[Collected data]
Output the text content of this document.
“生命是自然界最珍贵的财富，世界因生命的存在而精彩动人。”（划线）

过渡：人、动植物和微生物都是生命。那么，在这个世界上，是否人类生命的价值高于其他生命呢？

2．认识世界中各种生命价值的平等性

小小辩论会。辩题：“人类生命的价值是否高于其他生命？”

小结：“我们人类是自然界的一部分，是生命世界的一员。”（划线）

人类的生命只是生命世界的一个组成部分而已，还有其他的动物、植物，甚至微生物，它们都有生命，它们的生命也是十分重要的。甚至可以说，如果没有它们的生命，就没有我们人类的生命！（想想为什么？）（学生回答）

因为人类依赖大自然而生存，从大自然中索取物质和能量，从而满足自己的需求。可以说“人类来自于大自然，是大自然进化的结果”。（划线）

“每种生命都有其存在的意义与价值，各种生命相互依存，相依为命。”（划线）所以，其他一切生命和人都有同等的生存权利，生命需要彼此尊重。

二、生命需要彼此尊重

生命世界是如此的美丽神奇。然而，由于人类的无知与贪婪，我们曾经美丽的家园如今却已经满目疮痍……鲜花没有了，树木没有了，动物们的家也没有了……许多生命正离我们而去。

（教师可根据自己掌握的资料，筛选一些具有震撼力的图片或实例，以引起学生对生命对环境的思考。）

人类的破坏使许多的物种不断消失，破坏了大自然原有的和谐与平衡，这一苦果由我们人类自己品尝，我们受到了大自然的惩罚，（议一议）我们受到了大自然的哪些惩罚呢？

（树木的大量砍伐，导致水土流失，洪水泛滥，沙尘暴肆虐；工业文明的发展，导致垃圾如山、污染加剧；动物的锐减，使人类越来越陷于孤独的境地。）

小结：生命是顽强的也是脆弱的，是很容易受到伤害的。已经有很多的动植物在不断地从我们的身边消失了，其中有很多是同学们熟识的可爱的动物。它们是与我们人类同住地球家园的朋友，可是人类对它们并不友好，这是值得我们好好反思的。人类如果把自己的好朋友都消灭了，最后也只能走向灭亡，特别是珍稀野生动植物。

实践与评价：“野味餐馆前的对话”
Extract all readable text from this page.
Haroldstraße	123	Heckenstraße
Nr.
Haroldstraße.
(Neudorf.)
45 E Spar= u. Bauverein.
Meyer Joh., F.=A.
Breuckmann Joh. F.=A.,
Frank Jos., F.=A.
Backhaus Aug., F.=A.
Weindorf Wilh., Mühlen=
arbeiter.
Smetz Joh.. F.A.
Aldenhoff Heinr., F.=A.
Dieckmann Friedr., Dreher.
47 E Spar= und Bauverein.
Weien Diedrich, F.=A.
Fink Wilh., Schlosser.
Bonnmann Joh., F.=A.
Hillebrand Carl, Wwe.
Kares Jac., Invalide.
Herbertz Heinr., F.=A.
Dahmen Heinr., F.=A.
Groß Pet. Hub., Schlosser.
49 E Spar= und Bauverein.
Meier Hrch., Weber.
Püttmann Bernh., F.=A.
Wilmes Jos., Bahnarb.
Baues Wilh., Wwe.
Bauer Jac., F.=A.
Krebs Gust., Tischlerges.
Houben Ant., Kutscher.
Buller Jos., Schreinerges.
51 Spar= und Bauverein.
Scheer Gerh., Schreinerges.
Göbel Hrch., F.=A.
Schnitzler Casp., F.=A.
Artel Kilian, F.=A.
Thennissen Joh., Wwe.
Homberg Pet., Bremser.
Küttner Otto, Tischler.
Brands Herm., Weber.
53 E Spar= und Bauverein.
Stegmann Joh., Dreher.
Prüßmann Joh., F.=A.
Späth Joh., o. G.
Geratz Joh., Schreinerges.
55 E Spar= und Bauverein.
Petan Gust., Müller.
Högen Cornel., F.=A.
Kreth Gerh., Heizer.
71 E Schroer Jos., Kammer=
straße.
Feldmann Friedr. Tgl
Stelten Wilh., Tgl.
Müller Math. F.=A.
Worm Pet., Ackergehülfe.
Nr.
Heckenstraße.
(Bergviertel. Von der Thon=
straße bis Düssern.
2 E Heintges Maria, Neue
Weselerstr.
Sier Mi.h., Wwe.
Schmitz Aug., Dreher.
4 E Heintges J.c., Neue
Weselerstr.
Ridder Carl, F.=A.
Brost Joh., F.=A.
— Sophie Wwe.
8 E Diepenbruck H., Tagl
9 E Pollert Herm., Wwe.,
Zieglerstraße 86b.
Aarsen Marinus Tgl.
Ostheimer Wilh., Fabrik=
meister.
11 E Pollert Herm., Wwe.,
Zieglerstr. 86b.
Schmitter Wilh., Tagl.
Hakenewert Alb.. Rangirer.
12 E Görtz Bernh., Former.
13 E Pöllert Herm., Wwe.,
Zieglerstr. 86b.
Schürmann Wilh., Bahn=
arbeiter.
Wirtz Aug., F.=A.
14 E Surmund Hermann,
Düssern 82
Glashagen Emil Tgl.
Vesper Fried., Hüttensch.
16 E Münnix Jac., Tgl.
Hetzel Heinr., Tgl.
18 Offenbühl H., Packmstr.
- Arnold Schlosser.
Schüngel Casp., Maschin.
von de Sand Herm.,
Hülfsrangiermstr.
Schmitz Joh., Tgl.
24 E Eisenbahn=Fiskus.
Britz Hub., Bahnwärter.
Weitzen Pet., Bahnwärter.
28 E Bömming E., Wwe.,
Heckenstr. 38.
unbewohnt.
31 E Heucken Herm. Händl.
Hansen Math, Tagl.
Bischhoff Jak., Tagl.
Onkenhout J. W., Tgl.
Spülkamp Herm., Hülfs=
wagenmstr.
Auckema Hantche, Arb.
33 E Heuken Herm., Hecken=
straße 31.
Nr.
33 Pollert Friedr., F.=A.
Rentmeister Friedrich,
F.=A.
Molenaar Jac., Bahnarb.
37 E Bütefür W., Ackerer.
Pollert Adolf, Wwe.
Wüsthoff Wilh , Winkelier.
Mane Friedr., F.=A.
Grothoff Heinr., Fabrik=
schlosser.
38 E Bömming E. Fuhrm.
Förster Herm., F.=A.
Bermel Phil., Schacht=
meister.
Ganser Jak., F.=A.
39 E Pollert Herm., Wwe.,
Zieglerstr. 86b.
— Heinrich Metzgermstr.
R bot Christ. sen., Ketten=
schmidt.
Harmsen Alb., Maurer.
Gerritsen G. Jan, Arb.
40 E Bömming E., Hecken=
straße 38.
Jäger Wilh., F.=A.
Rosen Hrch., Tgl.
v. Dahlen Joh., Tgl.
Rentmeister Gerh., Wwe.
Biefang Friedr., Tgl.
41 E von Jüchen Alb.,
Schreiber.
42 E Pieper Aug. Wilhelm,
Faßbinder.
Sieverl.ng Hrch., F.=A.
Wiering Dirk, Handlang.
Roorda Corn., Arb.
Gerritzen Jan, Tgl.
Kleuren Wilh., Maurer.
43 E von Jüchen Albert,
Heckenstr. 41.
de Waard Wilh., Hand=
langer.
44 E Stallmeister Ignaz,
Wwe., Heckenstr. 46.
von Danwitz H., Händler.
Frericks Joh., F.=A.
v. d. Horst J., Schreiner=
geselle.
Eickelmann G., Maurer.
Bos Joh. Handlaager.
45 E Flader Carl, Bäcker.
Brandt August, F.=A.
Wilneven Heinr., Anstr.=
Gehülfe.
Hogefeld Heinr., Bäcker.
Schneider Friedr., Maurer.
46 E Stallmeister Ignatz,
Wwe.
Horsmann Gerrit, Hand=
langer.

→ SET EXERCISE
From the data above, extract every line in its exact form.

→ RESULT FOR THIS TASK
Output the text content of this document.
“生命是自然界最珍贵的财富，世界因生命的存在而精彩动人。”（划线）

过渡：人、动植物和微生物都是生命。那么，在这个世界上，是否人类生命的价值高于其他生命呢？

2．认识世界中各种生命价值的平等性

小小辩论会。辩题：“人类生命的价值是否高于其他生命？”

小结：“我们人类是自然界的一部分，是生命世界的一员。”（划线）

人类的生命只是生命世界的一个组成部分而已，还有其他的动物、植物，甚至微生物，它们都有生命，它们的生命也是十分重要的。甚至可以说，如果没有它们的生命，就没有我们人类的生命！（想想为什么？）（学生回答）

因为人类依赖大自然而生存，从大自然中索取物质和能量，从而满足自己的需求。可以说“人类来自于大自然，是大自然进化的结果”。（划线）

“每种生命都有其存在的意义与价值，各种生命相互依存，相依为命。”（划线）所以，其他一切生命和人都有同等的生存权利，生命需要彼此尊重。

二、生命需要彼此尊重

生命世界是如此的美丽神奇。然而，由于人类的无知与贪婪，我们曾经美丽的家园如今却已经满目疮痍……鲜花没有了，树木没有了，动物们的家也没有了……许多生命正离我们而去。

（教师可根据自己掌握的资料，筛选一些具有震撼力的图片或实例，以引起学生对生命对环境的思考。）

人类的破坏使许多的物种不断消失，破坏了大自然原有的和谐与平衡，这一苦果由我们人类自己品尝，我们受到了大自然的惩罚，（议一议）我们受到了大自然的哪些惩罚呢？

（树木的大量砍伐，导致水土流失，洪水泛滥，沙尘暴肆虐；工业文明的发展，导致垃圾如山、污染加剧；动物的锐减，使人类越来越陷于孤独的境地。）

小结：生命是顽强的也是脆弱的，是很容易受到伤害的。已经有很多的动植物在不断地从我们的身边消失了，其中有很多是同学们熟识的可爱的动物。它们是与我们人类同住地球家园的朋友，可是人类对它们并不友好，这是值得我们好好反思的。人类如果把自己的好朋友都消灭了，最后也只能走向灭亡，特别是珍稀野生动植物。

实践与评价：“野味餐馆前的对话”
Extract all readable text from this page.
Haroldstraße	123	Heckenstraße
Nr.
Haroldstraße.
(Neudorf.)
45 E Spar= u. Bauverein.
Meyer Joh., F.=A.
Breuckmann Joh. F.=A.,
Frank Jos., F.=A.
Backhaus Aug., F.=A.
Weindorf Wilh., Mühlen=
arbeiter.
Smetz Joh.. F.A.
Aldenhoff Heinr., F.=A.
Dieckmann Friedr., Dreher.
47 E Spar= und Bauverein.
Weien Diedrich, F.=A.
Fink Wilh., Schlosser.
Bonnmann Joh., F.=A.
Hillebrand Carl, Wwe.
Kares Jac., Invalide.
Herbertz Heinr., F.=A.
Dahmen Heinr., F.=A.
Groß Pet. Hub., Schlosser.
49 E Spar= und Bauverein.
Meier Hrch., Weber.
Püttmann Bernh., F.=A.
Wilmes Jos., Bahnarb.
Baues Wilh., Wwe.
Bauer Jac., F.=A.
Krebs Gust., Tischlerges.
Houben Ant., Kutscher.
Buller Jos., Schreinerges.
51 Spar= und Bauverein.
Scheer Gerh., Schreinerges.
Göbel Hrch., F.=A.
Schnitzler Casp., F.=A.
Artel Kilian, F.=A.
Thennissen Joh., Wwe.
Homberg Pet., Bremser.
Küttner Otto, Tischler.
Brands Herm., Weber.
53 E Spar= und Bauverein.
Stegmann Joh., Dreher.
Prüßmann Joh., F.=A.
Späth Joh., o. G.
Geratz Joh., Schreinerges.
55 E Spar= und Bauverein.
Petan Gust., Müller.
Högen Cornel., F.=A.
Kreth Gerh., Heizer.
71 E Schroer Jos., Kammer=
straße.
Feldmann Friedr. Tgl
Stelten Wilh., Tgl.
Müller Math. F.=A.
Worm Pet., Ackergehülfe.
Nr.
Heckenstraße.
(Bergviertel. Von der Thon=
straße bis Düssern.
2 E Heintges Maria, Neue
Weselerstr.
Sier Mi.h., Wwe.
Schmitz Aug., Dreher.
4 E Heintges J.c., Neue
Weselerstr.
Ridder Carl, F.=A.
Brost Joh., F.=A.
— Sophie Wwe.
8 E Diepenbruck H., Tagl
9 E Pollert Herm., Wwe.,
Zieglerstraße 86b.
Aarsen Marinus Tgl.
Ostheimer Wilh., Fabrik=
meister.
11 E Pollert Herm., Wwe.,
Zieglerstr. 86b.
Schmitter Wilh., Tagl.
Hakenewert Alb.. Rangirer.
12 E Görtz Bernh., Former.
13 E Pöllert Herm., Wwe.,
Zieglerstr. 86b.
Schürmann Wilh., Bahn=
arbeiter.
Wirtz Aug., F.=A.
14 E Surmund Hermann,
Düssern 82
Glashagen Emil Tgl.
Vesper Fried., Hüttensch.
16 E Münnix Jac., Tgl.
Hetzel Heinr., Tgl.
18 Offenbühl H., Packmstr.
- Arnold Schlosser.
Schüngel Casp., Maschin.
von de Sand Herm.,
Hülfsrangiermstr.
Schmitz Joh., Tgl.
24 E Eisenbahn=Fiskus.
Britz Hub., Bahnwärter.
Weitzen Pet., Bahnwärter.
28 E Bömming E., Wwe.,
Heckenstr. 38.
unbewohnt.
31 E Heucken Herm. Händl.
Hansen Math, Tagl.
Bischhoff Jak., Tagl.
Onkenhout J. W., Tgl.
Spülkamp Herm., Hülfs=
wagenmstr.
Auckema Hantche, Arb.
33 E Heuken Herm., Hecken=
straße 31.
Nr.
33 Pollert Friedr., F.=A.
Rentmeister Friedrich,
F.=A.
Molenaar Jac., Bahnarb.
37 E Bütefür W., Ackerer.
Pollert Adolf, Wwe.
Wüsthoff Wilh , Winkelier.
Mane Friedr., F.=A.
Grothoff Heinr., Fabrik=
schlosser.
38 E Bömming E. Fuhrm.
Förster Herm., F.=A.
Bermel Phil., Schacht=
meister.
Ganser Jak., F.=A.
39 E Pollert Herm., Wwe.,
Zieglerstr. 86b.
— Heinrich Metzgermstr.
R bot Christ. sen., Ketten=
schmidt.
Harmsen Alb., Maurer.
Gerritsen G. Jan, Arb.
40 E Bömming E., Hecken=
straße 38.
Jäger Wilh., F.=A.
Rosen Hrch., Tgl.
v. Dahlen Joh., Tgl.
Rentmeister Gerh., Wwe.
Biefang Friedr., Tgl.
41 E von Jüchen Alb.,
Schreiber.
42 E Pieper Aug. Wilhelm,
Faßbinder.
Sieverl.ng Hrch., F.=A.
Wiering Dirk, Handlang.
Roorda Corn., Arb.
Gerritzen Jan, Tgl.
Kleuren Wilh., Maurer.
43 E von Jüchen Albert,
Heckenstr. 41.
de Waard Wilh., Hand=
langer.
44 E Stallmeister Ignaz,
Wwe., Heckenstr. 46.
von Danwitz H., Händler.
Frericks Joh., F.=A.
v. d. Horst J., Schreiner=
geselle.
Eickelmann G., Maurer.
Bos Joh. Handlaager.
45 E Flader Carl, Bäcker.
Brandt August, F.=A.
Wilneven Heinr., Anstr.=
Gehülfe.
Hogefeld Heinr., Bäcker.
Schneider Friedr., Maurer.
46 E Stallmeister Ignatz,
Wwe.
Horsmann Gerrit, Hand=
langer.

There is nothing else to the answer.